>> Begin Given records

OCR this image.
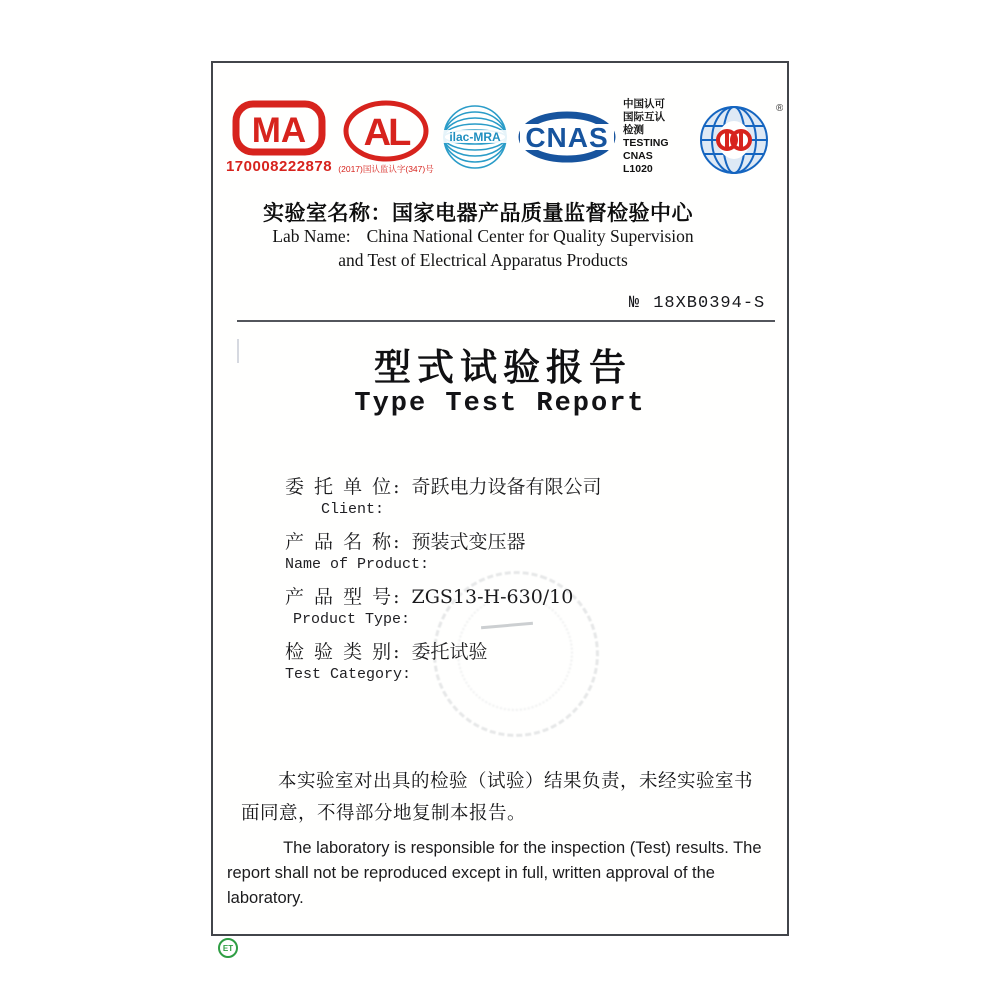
MA
170008222878
AL
(2017)国认监认字(347)号
ilac-MRA CNAS
中国认可
国际互认
检测
TESTING
CNAS L1020
®
实验室名称：国家电器产品质量监督检验中心
Lab Name: China National Center for Quality Supervision
and Test of Electrical Apparatus Products
№ 18XB0394-S
型式试验报告
Type Test Report
委 托 单 位: 奇跃电力设备有限公司
Client:
产 品 名 称: 预装式变压器
Name of Product:
产 品 型 号: ZGS13-H-630/10
Product Type:
检 验 类 别: 委托试验
Test Category:
本实验室对出具的检验（试验）结果负责，未经实验室书面同意，不得部分地复制本报告。
The laboratory is responsible for the inspection (Test) results. The report shall not be reproduced except in full, written approval of the laboratory.
ET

>> End Given records

Quote everything in the listing above exactly; pictures are the only thing to omit.

■ Written solution:
OCR this image.
MA
170008222878
AL
(2017)国认监认字(347)号
ilac-MRA CNAS
中国认可
国际互认
检测
TESTING
CNAS L1020
®
实验室名称：国家电器产品质量监督检验中心
Lab Name: China National Center for Quality Supervision
and Test of Electrical Apparatus Products
№ 18XB0394-S
型式试验报告
Type Test Report
委 托 单 位: 奇跃电力设备有限公司
Client:
产 品 名 称: 预装式变压器
Name of Product:
产 品 型 号: ZGS13-H-630/10
Product Type:
检 验 类 别: 委托试验
Test Category:
本实验室对出具的检验（试验）结果负责，未经实验室书面同意，不得部分地复制本报告。
The laboratory is responsible for the inspection (Test) results. The report shall not be reproduced except in full, written approval of the laboratory.
ET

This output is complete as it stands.